*Excerpted data*.
------------

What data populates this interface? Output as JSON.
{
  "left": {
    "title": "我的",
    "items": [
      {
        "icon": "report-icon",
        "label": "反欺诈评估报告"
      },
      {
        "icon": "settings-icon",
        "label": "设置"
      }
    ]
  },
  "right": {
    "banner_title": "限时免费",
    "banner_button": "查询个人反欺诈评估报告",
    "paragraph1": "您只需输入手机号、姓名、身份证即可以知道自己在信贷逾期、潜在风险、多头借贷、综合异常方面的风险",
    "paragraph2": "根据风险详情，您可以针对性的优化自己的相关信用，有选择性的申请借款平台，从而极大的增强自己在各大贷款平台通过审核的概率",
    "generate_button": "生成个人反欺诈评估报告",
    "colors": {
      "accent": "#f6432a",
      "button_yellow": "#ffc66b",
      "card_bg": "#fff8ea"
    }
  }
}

------------

*Given task*. Every line above should be retyped exactly as given.

*Answer to this exercise*.
What data populates this interface? Output as JSON.
{
  "left": {
    "title": "我的",
    "items": [
      {
        "icon": "report-icon",
        "label": "反欺诈评估报告"
      },
      {
        "icon": "settings-icon",
        "label": "设置"
      }
    ]
  },
  "right": {
    "banner_title": "限时免费",
    "banner_button": "查询个人反欺诈评估报告",
    "paragraph1": "您只需输入手机号、姓名、身份证即可以知道自己在信贷逾期、潜在风险、多头借贷、综合异常方面的风险",
    "paragraph2": "根据风险详情，您可以针对性的优化自己的相关信用，有选择性的申请借款平台，从而极大的增强自己在各大贷款平台通过审核的概率",
    "generate_button": "生成个人反欺诈评估报告",
    "colors": {
      "accent": "#f6432a",
      "button_yellow": "#ffc66b",
      "card_bg": "#fff8ea"
    }
  }
}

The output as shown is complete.